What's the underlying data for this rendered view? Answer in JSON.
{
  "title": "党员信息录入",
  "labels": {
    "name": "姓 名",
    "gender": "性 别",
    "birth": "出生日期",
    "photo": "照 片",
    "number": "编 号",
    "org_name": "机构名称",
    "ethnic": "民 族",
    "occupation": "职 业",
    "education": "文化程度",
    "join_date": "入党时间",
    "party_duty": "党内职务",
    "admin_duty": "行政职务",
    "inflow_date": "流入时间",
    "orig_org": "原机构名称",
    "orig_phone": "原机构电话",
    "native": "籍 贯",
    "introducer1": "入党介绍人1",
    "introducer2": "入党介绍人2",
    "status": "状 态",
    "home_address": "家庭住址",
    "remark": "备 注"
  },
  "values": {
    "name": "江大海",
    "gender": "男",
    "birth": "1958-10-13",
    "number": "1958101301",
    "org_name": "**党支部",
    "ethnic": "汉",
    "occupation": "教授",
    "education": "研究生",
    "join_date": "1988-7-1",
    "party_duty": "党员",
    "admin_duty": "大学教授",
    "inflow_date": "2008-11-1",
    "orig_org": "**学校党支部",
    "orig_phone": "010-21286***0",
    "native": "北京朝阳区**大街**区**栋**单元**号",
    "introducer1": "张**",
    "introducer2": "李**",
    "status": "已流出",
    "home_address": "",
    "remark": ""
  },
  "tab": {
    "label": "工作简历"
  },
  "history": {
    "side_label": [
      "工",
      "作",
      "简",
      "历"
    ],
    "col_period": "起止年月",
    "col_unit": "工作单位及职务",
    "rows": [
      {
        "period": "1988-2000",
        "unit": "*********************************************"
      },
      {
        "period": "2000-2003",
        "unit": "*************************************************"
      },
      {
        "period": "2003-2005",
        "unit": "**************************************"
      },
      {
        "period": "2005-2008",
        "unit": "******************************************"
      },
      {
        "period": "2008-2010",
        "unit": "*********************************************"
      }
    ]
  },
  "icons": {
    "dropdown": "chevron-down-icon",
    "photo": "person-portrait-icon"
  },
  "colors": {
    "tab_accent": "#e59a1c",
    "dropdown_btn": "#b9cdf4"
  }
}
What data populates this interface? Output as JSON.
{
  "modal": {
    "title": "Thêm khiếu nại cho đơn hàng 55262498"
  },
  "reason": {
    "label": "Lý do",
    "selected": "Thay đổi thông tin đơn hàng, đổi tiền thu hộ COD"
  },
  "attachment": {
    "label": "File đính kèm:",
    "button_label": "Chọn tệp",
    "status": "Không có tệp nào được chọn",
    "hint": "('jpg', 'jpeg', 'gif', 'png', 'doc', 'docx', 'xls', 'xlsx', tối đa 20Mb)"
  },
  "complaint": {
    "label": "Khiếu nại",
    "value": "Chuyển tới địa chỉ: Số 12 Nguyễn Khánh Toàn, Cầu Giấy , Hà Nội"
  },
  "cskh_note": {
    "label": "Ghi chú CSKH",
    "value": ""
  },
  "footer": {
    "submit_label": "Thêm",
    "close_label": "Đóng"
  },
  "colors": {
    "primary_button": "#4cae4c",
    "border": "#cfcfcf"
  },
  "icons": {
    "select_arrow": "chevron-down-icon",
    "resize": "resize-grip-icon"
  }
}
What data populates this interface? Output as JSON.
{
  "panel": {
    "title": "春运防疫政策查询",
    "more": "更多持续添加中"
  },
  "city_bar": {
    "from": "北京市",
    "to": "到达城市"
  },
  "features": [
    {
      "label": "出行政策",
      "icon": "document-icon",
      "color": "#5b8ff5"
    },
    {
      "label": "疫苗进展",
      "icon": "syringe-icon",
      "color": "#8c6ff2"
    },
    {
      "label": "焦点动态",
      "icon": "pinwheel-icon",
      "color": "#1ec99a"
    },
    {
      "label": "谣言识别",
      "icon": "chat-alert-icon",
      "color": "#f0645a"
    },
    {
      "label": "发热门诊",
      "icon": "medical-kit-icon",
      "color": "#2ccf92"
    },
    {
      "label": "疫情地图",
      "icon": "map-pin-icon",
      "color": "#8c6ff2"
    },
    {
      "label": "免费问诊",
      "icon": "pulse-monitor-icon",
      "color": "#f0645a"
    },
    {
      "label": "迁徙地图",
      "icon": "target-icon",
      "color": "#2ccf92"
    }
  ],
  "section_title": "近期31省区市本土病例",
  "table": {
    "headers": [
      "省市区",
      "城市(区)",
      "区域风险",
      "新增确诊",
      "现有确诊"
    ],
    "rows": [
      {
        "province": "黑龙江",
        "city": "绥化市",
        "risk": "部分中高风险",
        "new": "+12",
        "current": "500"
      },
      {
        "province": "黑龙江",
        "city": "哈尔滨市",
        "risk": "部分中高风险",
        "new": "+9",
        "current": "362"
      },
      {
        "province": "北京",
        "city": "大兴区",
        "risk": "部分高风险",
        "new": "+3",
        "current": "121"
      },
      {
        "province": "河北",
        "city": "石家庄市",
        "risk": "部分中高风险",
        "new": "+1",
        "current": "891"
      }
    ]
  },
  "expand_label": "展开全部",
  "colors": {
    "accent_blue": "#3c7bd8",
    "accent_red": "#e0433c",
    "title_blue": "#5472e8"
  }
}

Your task: From the listing above, reproduce all the lines exactly.

Solved exercise:
What's the underlying data for this rendered view? Answer in JSON.
{
  "title": "党员信息录入",
  "labels": {
    "name": "姓 名",
    "gender": "性 别",
    "birth": "出生日期",
    "photo": "照 片",
    "number": "编 号",
    "org_name": "机构名称",
    "ethnic": "民 族",
    "occupation": "职 业",
    "education": "文化程度",
    "join_date": "入党时间",
    "party_duty": "党内职务",
    "admin_duty": "行政职务",
    "inflow_date": "流入时间",
    "orig_org": "原机构名称",
    "orig_phone": "原机构电话",
    "native": "籍 贯",
    "introducer1": "入党介绍人1",
    "introducer2": "入党介绍人2",
    "status": "状 态",
    "home_address": "家庭住址",
    "remark": "备 注"
  },
  "values": {
    "name": "江大海",
    "gender": "男",
    "birth": "1958-10-13",
    "number": "1958101301",
    "org_name": "**党支部",
    "ethnic": "汉",
    "occupation": "教授",
    "education": "研究生",
    "join_date": "1988-7-1",
    "party_duty": "党员",
    "admin_duty": "大学教授",
    "inflow_date": "2008-11-1",
    "orig_org": "**学校党支部",
    "orig_phone": "010-21286***0",
    "native": "北京朝阳区**大街**区**栋**单元**号",
    "introducer1": "张**",
    "introducer2": "李**",
    "status": "已流出",
    "home_address": "",
    "remark": ""
  },
  "tab": {
    "label": "工作简历"
  },
  "history": {
    "side_label": [
      "工",
      "作",
      "简",
      "历"
    ],
    "col_period": "起止年月",
    "col_unit": "工作单位及职务",
    "rows": [
      {
        "period": "1988-2000",
        "unit": "*********************************************"
      },
      {
        "period": "2000-2003",
        "unit": "*************************************************"
      },
      {
        "period": "2003-2005",
        "unit": "**************************************"
      },
      {
        "period": "2005-2008",
        "unit": "******************************************"
      },
      {
        "period": "2008-2010",
        "unit": "*********************************************"
      }
    ]
  },
  "icons": {
    "dropdown": "chevron-down-icon",
    "photo": "person-portrait-icon"
  },
  "colors": {
    "tab_accent": "#e59a1c",
    "dropdown_btn": "#b9cdf4"
  }
}
What data populates this interface? Output as JSON.
{
  "modal": {
    "title": "Thêm khiếu nại cho đơn hàng 55262498"
  },
  "reason": {
    "label": "Lý do",
    "selected": "Thay đổi thông tin đơn hàng, đổi tiền thu hộ COD"
  },
  "attachment": {
    "label": "File đính kèm:",
    "button_label": "Chọn tệp",
    "status": "Không có tệp nào được chọn",
    "hint": "('jpg', 'jpeg', 'gif', 'png', 'doc', 'docx', 'xls', 'xlsx', tối đa 20Mb)"
  },
  "complaint": {
    "label": "Khiếu nại",
    "value": "Chuyển tới địa chỉ: Số 12 Nguyễn Khánh Toàn, Cầu Giấy , Hà Nội"
  },
  "cskh_note": {
    "label": "Ghi chú CSKH",
    "value": ""
  },
  "footer": {
    "submit_label": "Thêm",
    "close_label": "Đóng"
  },
  "colors": {
    "primary_button": "#4cae4c",
    "border": "#cfcfcf"
  },
  "icons": {
    "select_arrow": "chevron-down-icon",
    "resize": "resize-grip-icon"
  }
}
What data populates this interface? Output as JSON.
{
  "panel": {
    "title": "春运防疫政策查询",
    "more": "更多持续添加中"
  },
  "city_bar": {
    "from": "北京市",
    "to": "到达城市"
  },
  "features": [
    {
      "label": "出行政策",
      "icon": "document-icon",
      "color": "#5b8ff5"
    },
    {
      "label": "疫苗进展",
      "icon": "syringe-icon",
      "color": "#8c6ff2"
    },
    {
      "label": "焦点动态",
      "icon": "pinwheel-icon",
      "color": "#1ec99a"
    },
    {
      "label": "谣言识别",
      "icon": "chat-alert-icon",
      "color": "#f0645a"
    },
    {
      "label": "发热门诊",
      "icon": "medical-kit-icon",
      "color": "#2ccf92"
    },
    {
      "label": "疫情地图",
      "icon": "map-pin-icon",
      "color": "#8c6ff2"
    },
    {
      "label": "免费问诊",
      "icon": "pulse-monitor-icon",
      "color": "#f0645a"
    },
    {
      "label": "迁徙地图",
      "icon": "target-icon",
      "color": "#2ccf92"
    }
  ],
  "section_title": "近期31省区市本土病例",
  "table": {
    "headers": [
      "省市区",
      "城市(区)",
      "区域风险",
      "新增确诊",
      "现有确诊"
    ],
    "rows": [
      {
        "province": "黑龙江",
        "city": "绥化市",
        "risk": "部分中高风险",
        "new": "+12",
        "current": "500"
      },
      {
        "province": "黑龙江",
        "city": "哈尔滨市",
        "risk": "部分中高风险",
        "new": "+9",
        "current": "362"
      },
      {
        "province": "北京",
        "city": "大兴区",
        "risk": "部分高风险",
        "new": "+3",
        "current": "121"
      },
      {
        "province": "河北",
        "city": "石家庄市",
        "risk": "部分中高风险",
        "new": "+1",
        "current": "891"
      }
    ]
  },
  "expand_label": "展开全部",
  "colors": {
    "accent_blue": "#3c7bd8",
    "accent_red": "#e0433c",
    "title_blue": "#5472e8"
  }
}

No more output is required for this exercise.